== EXERCISE ==
How many lines of the data include the string "ومنها"? State the number and nothing else.

[Records from a dataset]
— Start —

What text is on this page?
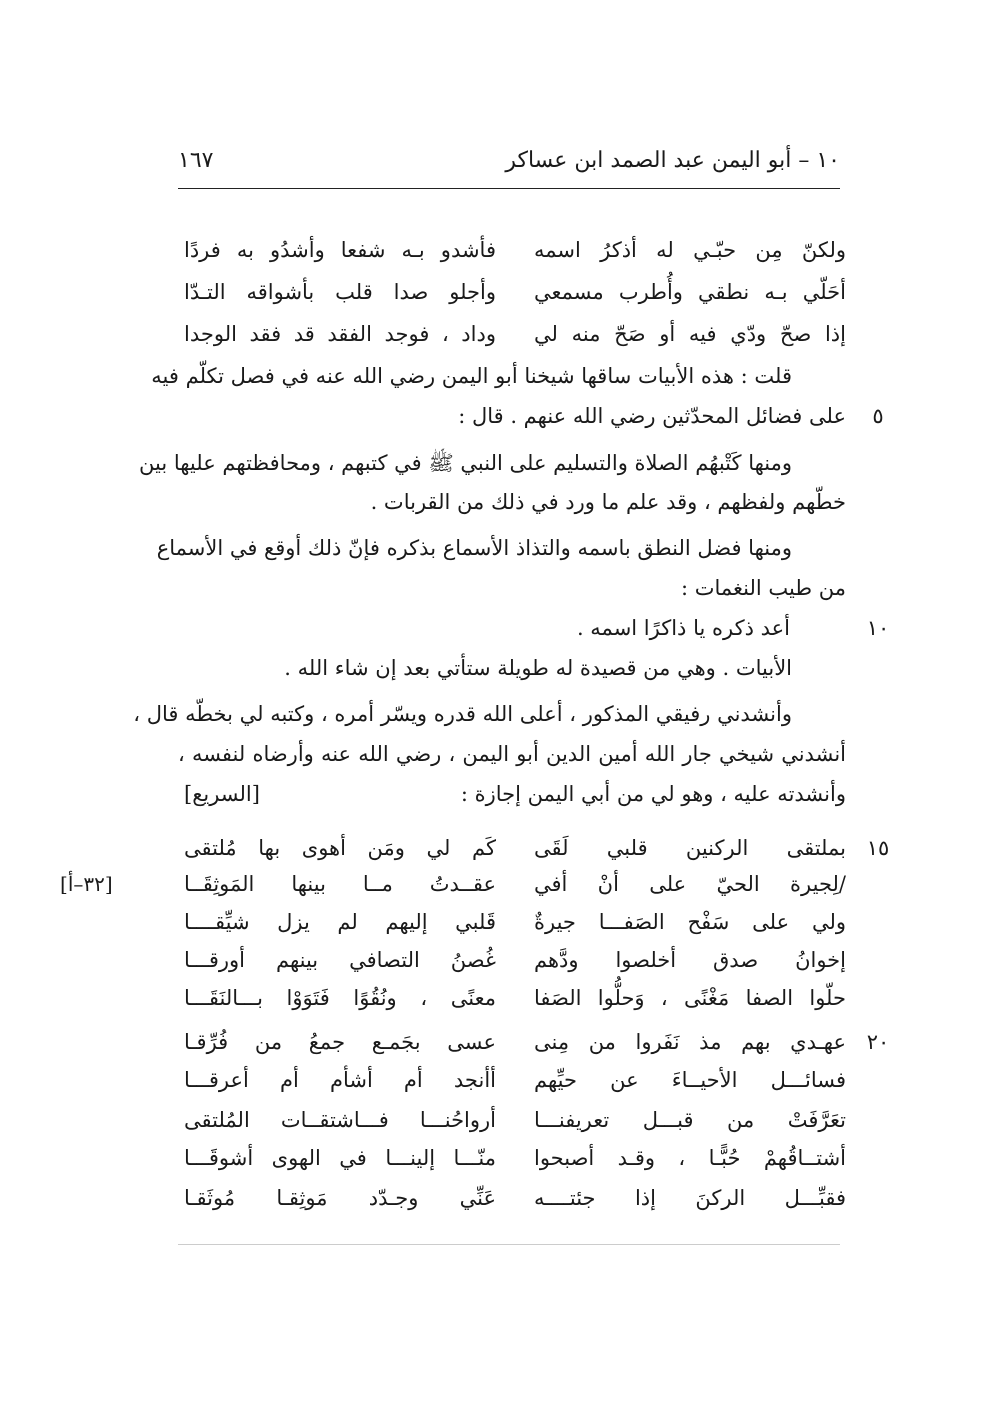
١٠ – أبو اليمن عبد الصمد ابن عساكر
١٦٧
ولكنّ مِن حبّـي له أذكرُ اسمه
فأشدو بـه شفعا وأشدُو به فردًا
أحَلّي بـه نطقي وأُطرب مسمعي
وأجلو صدا قلب بأشواقه التـدّا
إذا صحّ ودّي فيه أو صَحّ منه لي
وداد ، فوجد الفقد قد فقد الوجدا
قلت : هذه الأبيات ساقها شيخنا أبو اليمن رضي الله عنه في فصل تكلّم فيه
على فضائل المحدّثين رضي الله عنهم . قال :
ومنها كَتْبهُم الصلاة والتسليم على النبي ﷺ في كتبهم ، ومحافظتهم عليها بين
خطّهم ولفظهم ، وقد علم ما ورد في ذلك من القربات .
ومنها فضل النطق باسمه والتذاذ الأسماع بذكره فإنّ ذلك أوقع في الأسماع
من طيب النغمات :
أعد ذكره يا ذاكرًا اسمه .
الأبيات . وهي من قصيدة له طويلة ستأتي بعد إن شاء الله .
وأنشدني رفيقي المذكور ، أعلى الله قدره ويسّر أمره ، وكتبه لي بخطّه قال ،
أنشدني شيخي جار الله أمين الدين أبو اليمن ، رضي الله عنه وأرضاه لنفسه ،
وأنشدته عليه ، وهو لي من أبي اليمن إجازة :
[السريع]
بملتقى الركنين قلبي لَقَى
كَم لي ومَن أهوى بها مُلتقى
/لِجيرة الحيّ على أنْ أفي
عقــدتُ مــا بينها المَوثِقَــا
ولي على سَفْح الصَفـــا جيرةٌ
قَلبي إليهم لم يزل شيِّقــــا
إخوانُ صدق أخلصوا ودَّهم
غُصنُ التصافي بينهم أورقـــا
حلّوا الصفا مَغْنًى ، وَحلُّوا الصَفا
معنًى ، ونُقُوًا فَتَوَوْا بـــالنَقَـــا
عهـدي بهم مذ نَفَروا من مِنى
عسى بجَمـع جمعُ من فُرِّقـا
فسائـــل الأحيــاءَ عن حيِّهم
أأنجد أم أشأم أم أعرقـــا
تعَرَّفَتْ من قبـــل تعريفنـــا
أرواحُنـــا فـــاشتقــات المُلتقى
أشتــاقُهمْ حُبًّـا ، وقـد أصبحوا
منّـــا إلينـــا في الهوى أشوقَـــا
فقبِّـــل الركنَ إذا جئتــــه
عَنِّي وجـدّد مَوثِقـا مُوثَقـا
٥
١٠
١٥
٢٠
[٣٢–أ]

— End —

== COMPLETED EXERCISE ==
2